* Excerpt provided:
** Begin **
Low Carb Keto Tuna Avocado Roll with Cauliflower Rice
I don’t know why, but I’ve been on a sushi tear lately.
I’ve made spicy salmon rolls, cauliflower rice chirashi, salmon and cream cheese rolls and now tuna avocado rolls.
I’d seen recipes for cauliflower rice sushi rolls floating around on Pinterest but hadn’t ever tried it before.
I thought to myself, "This will either be really good, or it will be an abomination and an insult to the very idea of sushi." And I'm happy to report that it was the first one! For my version of the roll, I seasoned the cauliflower rice with sesame oil, rice vinegar and a little bit of sweetener. This made it taste a lot like seasoned chirashi rice. (Yum.)
To make these low carb tuna avocado rolls, all you need are 2 sheets of nori, sushi grade tuna steak, avocado, cauliflower rice, sesame oil, sugar free sweetener and rice vinegar.
You begin by cooking the cauliflower rice along with the seasoning in the microwave. Then you cut the fish and avocado into strips while the cauliflower rice cools. You assemble the roll by placing the cauliflower rice, fish and avocado onto a sheet of nori and rolling it up. Cut the roll into 6 pieces and you’re done.
You’ve got two killer low carb tuna avocado rolls.
Low Carb Tuna Avocado Roll with Cauliflower Rice
- 4 oz sushi grade tuna steak, sliced into 1/2 inch wide strips
- 1/2 ripe avocado, cut into 1/2 inch wide strips
- 2 cups cauliflower, riced
- 1 teaspoon sesame oil
- 2 tablespoons rice vinegar
- 1/2 tablespoon Swerve or equivalent granulated sweetener
- 2 sheets nori seaweed sushi wrapper
1. Add cauliflower florets to a food processor or high powered blender and process until it’s the consistency of rice.
** End **
Annotated element entries
** Begin **
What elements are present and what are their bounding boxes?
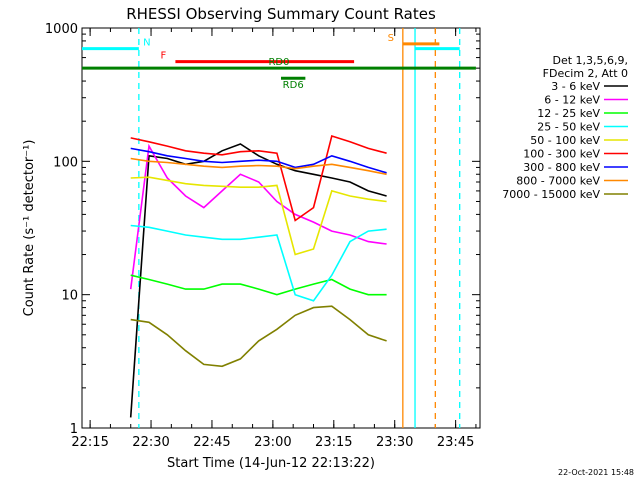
x-tick-label: 22:45	[193, 435, 230, 450]
y-tick-label: 10	[61, 289, 78, 304]
flag-label-rd6: RD6	[283, 80, 304, 91]
legend-header: FDecim 2, Att 0	[543, 67, 628, 80]
legend-entry-label: 50 - 100 keV	[530, 134, 600, 147]
y-tick-label: 1000	[45, 22, 78, 37]
x-tick-label: 23:30	[376, 435, 413, 450]
series-line-7	[130, 157, 387, 176]
x-tick-label: 23:00	[254, 435, 291, 450]
legend-entry-label: 300 - 800 keV	[523, 161, 600, 174]
x-tick-label: 22:15	[71, 435, 108, 450]
y-tick-label: 1	[70, 422, 78, 437]
y-axis-label: Count Rate (s⁻¹ detector⁻¹)	[22, 140, 37, 317]
legend-entry-label: 100 - 300 keV	[523, 148, 600, 161]
series-line-4	[130, 176, 387, 256]
legend-entry-label: 12 - 25 keV	[537, 107, 600, 120]
legend-entry-label: 6 - 12 keV	[544, 94, 600, 107]
y-tick-label: 100	[53, 155, 78, 170]
series-line-8	[130, 305, 387, 368]
series-line-2	[130, 274, 387, 296]
legend-header: Det 1,3,5,6,9,	[552, 54, 628, 67]
x-tick-label: 23:15	[315, 435, 352, 450]
legend-entry-label: 3 - 6 keV	[551, 80, 600, 93]
generation-timestamp: 22-Oct-2021 15:48	[558, 468, 634, 477]
flag-label-s: S	[388, 33, 394, 44]
flag-label-rd0: RD0	[268, 57, 289, 68]
legend-entry-label: 25 - 50 keV	[537, 121, 600, 134]
legend-entry-label: 7000 - 15000 keV	[502, 188, 600, 201]
series-line-1	[129, 143, 387, 290]
chart-title: RHESSI Observing Summary Count Rates	[126, 5, 436, 23]
series-line-0	[129, 143, 387, 418]
series-line-5	[130, 134, 387, 222]
x-tick-label: 22:30	[132, 435, 169, 450]
series-line-3	[130, 224, 387, 302]
flag-label-n: N	[143, 38, 150, 49]
series-line-6	[130, 147, 387, 174]
x-axis-label: Start Time (14-Jun-12 22:13:22)	[167, 456, 375, 471]
flag-label-f: F	[161, 51, 167, 62]
plot-frame	[81, 27, 481, 429]
legend-entry-label: 800 - 7000 keV	[516, 175, 600, 188]
x-tick-label: 23:45	[437, 435, 474, 450]
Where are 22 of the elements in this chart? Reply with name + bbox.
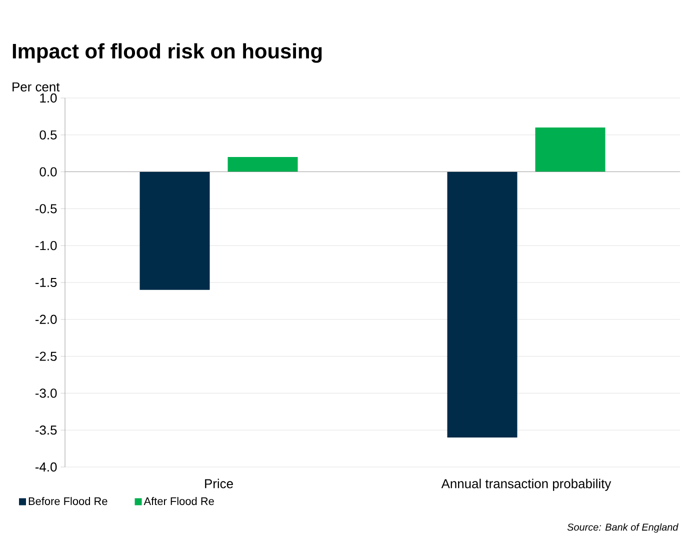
bar <box>140 172 210 290</box>
text: Source: Bank of England <box>567 523 678 533</box>
y-tick-label: -1.0 <box>35 241 57 250</box>
y-axis-title: Per cent <box>12 82 60 92</box>
y-tick-label: -2.0 <box>35 314 57 324</box>
y-tick-label: 1.0 <box>40 93 57 103</box>
y-tick-label: -4.0 <box>35 462 57 472</box>
x-tick-label: Annual transaction probability <box>441 478 612 491</box>
x-tick-label: Price <box>205 478 233 488</box>
y-tick-label: 0.0 <box>40 167 57 176</box>
y-tick-label: -1.5 <box>35 278 57 288</box>
legend-label: After Flood Re <box>144 497 214 506</box>
y-tick-label: 0.5 <box>40 130 57 140</box>
legend-label: Before Flood Re <box>28 497 108 506</box>
y-tick-label: -0.5 <box>35 204 57 214</box>
y-tick-label: -3.0 <box>35 388 57 398</box>
bar <box>447 172 518 438</box>
chart-title: Impact of flood risk on housing <box>12 43 322 63</box>
bar <box>228 157 298 172</box>
y-tick-label: -2.5 <box>35 352 57 361</box>
bar <box>535 128 606 172</box>
y-tick-label: -3.5 <box>35 426 57 435</box>
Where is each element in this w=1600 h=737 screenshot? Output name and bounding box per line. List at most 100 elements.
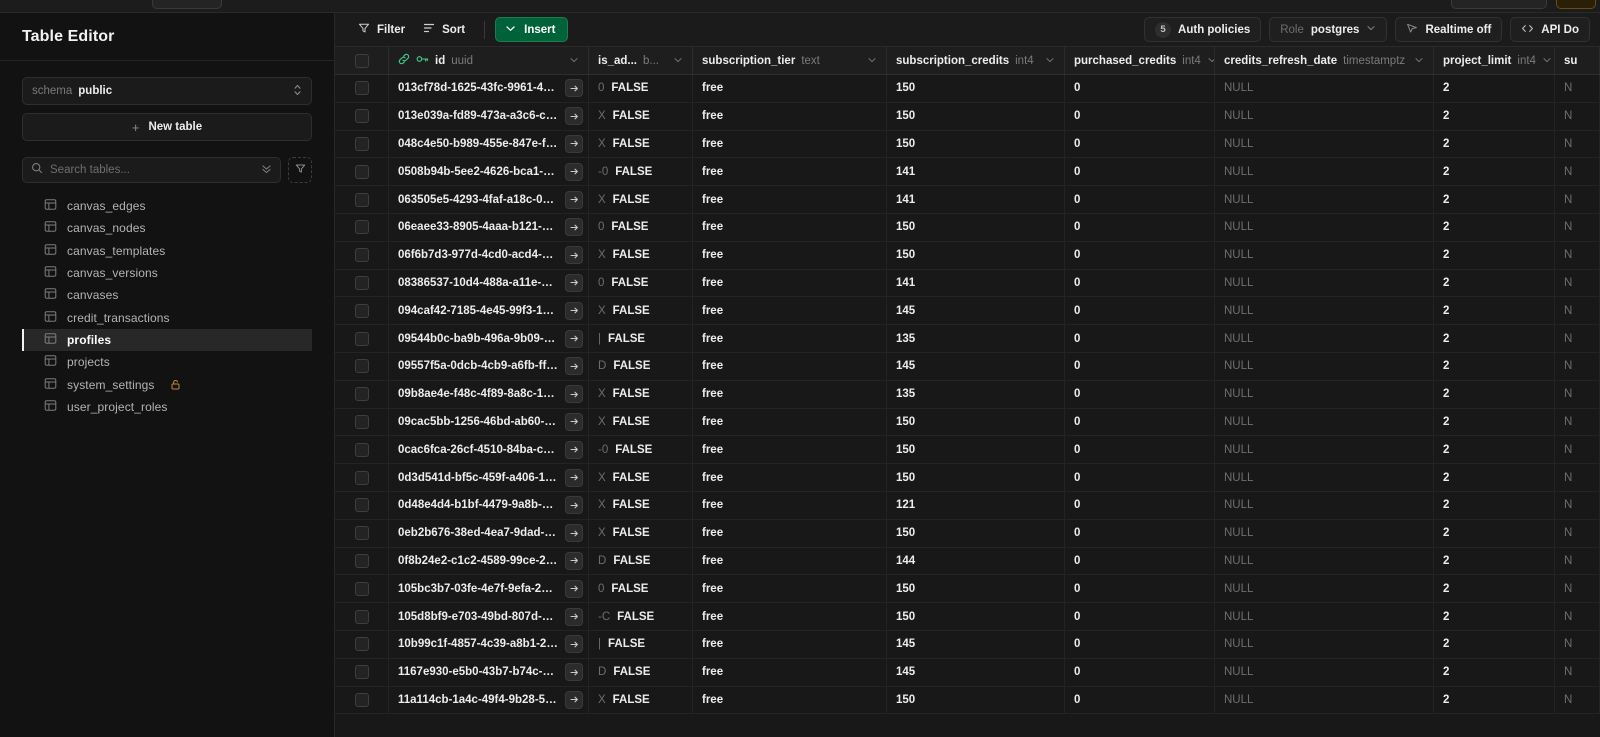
table-row[interactable]: 013cf78d-1625-43fc-9961-442189... 0 FALSE f… bbox=[335, 75, 1600, 103]
cell-id[interactable]: 09557f5a-0dcb-4cb9-a6fb-fff366... bbox=[389, 352, 589, 380]
cell-subscription-tier[interactable]: free bbox=[693, 158, 887, 186]
cell-is-admin[interactable]: 0 FALSE bbox=[589, 213, 693, 241]
topbar-pill-right[interactable] bbox=[1451, 0, 1547, 9]
column-header-project-limit[interactable]: project_limit int4 bbox=[1434, 47, 1555, 74]
checkbox[interactable] bbox=[354, 109, 369, 124]
role-selector[interactable]: Role postgres bbox=[1269, 17, 1388, 42]
cell-credits-refresh-date[interactable]: NULL bbox=[1215, 213, 1434, 241]
row-checkbox[interactable] bbox=[335, 75, 389, 102]
chevron-down-icon[interactable] bbox=[569, 55, 579, 67]
expand-row-icon[interactable] bbox=[565, 107, 583, 126]
cell-subscription-tier[interactable]: free bbox=[693, 519, 887, 547]
row-checkbox[interactable] bbox=[335, 575, 389, 603]
cell-is-admin[interactable]: -0 FALSE bbox=[589, 436, 693, 464]
cell-project-limit[interactable]: 2 bbox=[1434, 186, 1555, 213]
cell-credits-refresh-date[interactable]: NULL bbox=[1215, 547, 1434, 575]
insert-button[interactable]: Insert bbox=[495, 17, 569, 42]
checkbox[interactable] bbox=[354, 581, 369, 596]
filter-tables-button[interactable] bbox=[288, 157, 312, 183]
cell-su[interactable]: N bbox=[1555, 436, 1600, 464]
cell-id[interactable]: 08386537-10d4-488a-a11e-eb5a6... bbox=[389, 269, 589, 297]
cell-purchased-credits[interactable]: 0 bbox=[1065, 686, 1215, 714]
row-checkbox[interactable] bbox=[335, 491, 389, 519]
cell-purchased-credits[interactable]: 0 bbox=[1065, 464, 1215, 491]
cell-project-limit[interactable]: 2 bbox=[1434, 75, 1555, 102]
table-row[interactable]: 08386537-10d4-488a-a11e-eb5a6... 0 FALSE fr… bbox=[335, 269, 1600, 298]
cell-is-admin[interactable]: -0 FALSE bbox=[589, 158, 693, 186]
sidebar-item-canvas-templates[interactable]: canvas_templates bbox=[22, 240, 312, 262]
cell-is-admin[interactable]: 0 FALSE bbox=[589, 269, 693, 297]
cell-subscription-credits[interactable]: 121 bbox=[887, 491, 1065, 519]
cell-subscription-credits[interactable]: 150 bbox=[887, 75, 1065, 102]
row-checkbox[interactable] bbox=[335, 213, 389, 241]
cell-id[interactable]: 1167e930-e5b0-43b7-b74c-788c9... bbox=[389, 658, 589, 686]
row-checkbox[interactable] bbox=[335, 603, 389, 630]
cell-purchased-credits[interactable]: 0 bbox=[1065, 436, 1215, 464]
checkbox[interactable] bbox=[354, 275, 369, 290]
table-row[interactable]: 0d3d541d-bf5c-459f-a406-16b93... X FALSE fr… bbox=[335, 464, 1600, 492]
cell-id[interactable]: 09cac5bb-1256-46bd-ab60-64ed... bbox=[389, 408, 589, 436]
cell-subscription-tier[interactable]: free bbox=[693, 186, 887, 213]
expand-row-icon[interactable] bbox=[565, 468, 583, 487]
cell-project-limit[interactable]: 2 bbox=[1434, 436, 1555, 464]
cell-subscription-tier[interactable]: free bbox=[693, 436, 887, 464]
cell-id[interactable]: 013e039a-fd89-473a-a3c6-ccfa9... bbox=[389, 102, 589, 130]
cell-subscription-tier[interactable]: free bbox=[693, 325, 887, 352]
cell-id[interactable]: 0508b94b-5ee2-4626-bca1-4bca... bbox=[389, 158, 589, 186]
table-row[interactable]: 06f6b7d3-977d-4cd0-acd4-4a78... X FALSE fre… bbox=[335, 241, 1600, 270]
cell-subscription-tier[interactable]: free bbox=[693, 102, 887, 130]
cell-purchased-credits[interactable]: 0 bbox=[1065, 519, 1215, 547]
realtime-toggle-button[interactable]: Realtime off bbox=[1395, 17, 1503, 42]
checkbox[interactable] bbox=[354, 442, 369, 457]
cell-subscription-tier[interactable]: free bbox=[693, 491, 887, 519]
checkbox[interactable] bbox=[354, 53, 369, 68]
column-header-id[interactable]: id uuid bbox=[389, 47, 589, 74]
expand-row-icon[interactable] bbox=[565, 190, 583, 209]
filter-button[interactable]: Filter bbox=[349, 18, 414, 42]
cell-id[interactable]: 09b8ae4e-f48c-4f89-8a8c-1629b... bbox=[389, 380, 589, 408]
row-checkbox[interactable] bbox=[335, 464, 389, 491]
row-checkbox[interactable] bbox=[335, 408, 389, 436]
cell-purchased-credits[interactable]: 0 bbox=[1065, 603, 1215, 630]
row-checkbox[interactable] bbox=[335, 630, 389, 658]
checkbox[interactable] bbox=[354, 526, 369, 541]
cell-credits-refresh-date[interactable]: NULL bbox=[1215, 75, 1434, 102]
cell-subscription-tier[interactable]: free bbox=[693, 408, 887, 436]
row-checkbox[interactable] bbox=[335, 380, 389, 408]
cell-su[interactable]: N bbox=[1555, 686, 1600, 714]
cell-credits-refresh-date[interactable]: NULL bbox=[1215, 297, 1434, 325]
cell-is-admin[interactable]: D FALSE bbox=[589, 547, 693, 575]
cell-purchased-credits[interactable]: 0 bbox=[1065, 408, 1215, 436]
cell-purchased-credits[interactable]: 0 bbox=[1065, 352, 1215, 380]
expand-row-icon[interactable] bbox=[565, 551, 583, 570]
cell-subscription-tier[interactable]: free bbox=[693, 241, 887, 269]
cell-credits-refresh-date[interactable]: NULL bbox=[1215, 269, 1434, 297]
cell-subscription-tier[interactable]: free bbox=[693, 575, 887, 603]
cell-subscription-credits[interactable]: 135 bbox=[887, 380, 1065, 408]
cell-purchased-credits[interactable]: 0 bbox=[1065, 213, 1215, 241]
sidebar-item-profiles[interactable]: profiles bbox=[22, 328, 312, 352]
cell-subscription-credits[interactable]: 150 bbox=[887, 603, 1065, 630]
cell-su[interactable]: N bbox=[1555, 352, 1600, 380]
cell-su[interactable]: N bbox=[1555, 186, 1600, 213]
cell-credits-refresh-date[interactable]: NULL bbox=[1215, 464, 1434, 491]
column-header-su[interactable]: su bbox=[1555, 47, 1600, 74]
cell-subscription-credits[interactable]: 135 bbox=[887, 325, 1065, 352]
cell-subscription-credits[interactable]: 150 bbox=[887, 408, 1065, 436]
cell-subscription-credits[interactable]: 150 bbox=[887, 575, 1065, 603]
api-docs-button[interactable]: API Do bbox=[1510, 17, 1590, 42]
cell-credits-refresh-date[interactable]: NULL bbox=[1215, 491, 1434, 519]
cell-subscription-credits[interactable]: 150 bbox=[887, 464, 1065, 491]
cell-is-admin[interactable]: X FALSE bbox=[589, 686, 693, 714]
cell-purchased-credits[interactable]: 0 bbox=[1065, 102, 1215, 130]
cell-subscription-tier[interactable]: free bbox=[693, 603, 887, 630]
cell-su[interactable]: N bbox=[1555, 380, 1600, 408]
cell-subscription-credits[interactable]: 141 bbox=[887, 186, 1065, 213]
expand-row-icon[interactable] bbox=[565, 218, 583, 237]
cell-subscription-credits[interactable]: 150 bbox=[887, 686, 1065, 714]
cell-id[interactable]: 013cf78d-1625-43fc-9961-442189... bbox=[389, 75, 589, 102]
cell-project-limit[interactable]: 2 bbox=[1434, 269, 1555, 297]
cell-subscription-tier[interactable]: free bbox=[693, 297, 887, 325]
cell-subscription-tier[interactable]: free bbox=[693, 352, 887, 380]
sidebar-item-credit-transactions[interactable]: credit_transactions bbox=[22, 306, 312, 328]
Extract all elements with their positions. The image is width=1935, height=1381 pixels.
** End **
* Stated goal A:
Answer these questions from the recipe, one answer per line, marked the same way:
(i) What three things seasoned the cauliflower rice?
(ii) Into how many pieces is the roll cut?
(iii) How much rice vinegar does the ingredient list call for?
* Stated goal B: Please recast everything in the rows from the line containing "table-row[interactable]: 013cf78d-1625-43fc-9961-442189... 0" down to the line containing "cell-is-admin[interactable]: -0 FALSE bbox=[589, 436, 693, 464]" as a JSON list of strings, one string per line, with both of those lines included.
The recipe and the rows have no connection to each other.

* Reply A:
(i) Sesame oil, rice vinegar and a little bit of sweetener
(ii) 6
(iii) 2 tablespoons

* Reply B:
[
  "table-row[interactable]: 013cf78d-1625-43fc-9961-442189... 0 FALSE f… bbox=[335, 75, 1600, 103]",
  "cell-id[interactable]: 09557f5a-0dcb-4cb9-a6fb-fff366... bbox=[389, 352, 589, 380]",
  "cell-subscription-tier[interactable]: free bbox=[693, 158, 887, 186]",
  "cell-is-admin[interactable]: 0 FALSE bbox=[589, 213, 693, 241]",
  "topbar-pill-right[interactable] bbox=[1451, 0, 1547, 9]",
  "column-header-project-limit[interactable]: project_limit int4 bbox=[1434, 47, 1555, 74]",
  "checkbox[interactable] bbox=[354, 109, 369, 124]",
  "role-selector[interactable]: Role postgres bbox=[1269, 17, 1388, 42]",
  "cell-credits-refresh-date[interactable]: NULL bbox=[1215, 213, 1434, 241]",
  "row-checkbox[interactable] bbox=[335, 75, 389, 102]",
  "chevron-down-icon[interactable] bbox=[569, 55, 579, 67]",
  "expand-row-icon[interactable] bbox=[565, 107, 583, 126]",
  "cell-subscription-tier[interactable]: free bbox=[693, 519, 887, 547]",
  "row-checkbox[interactable] bbox=[335, 575, 389, 603]",
  "cell-is-admin[interactable]: -0 FALSE bbox=[589, 436, 693, 464]"
]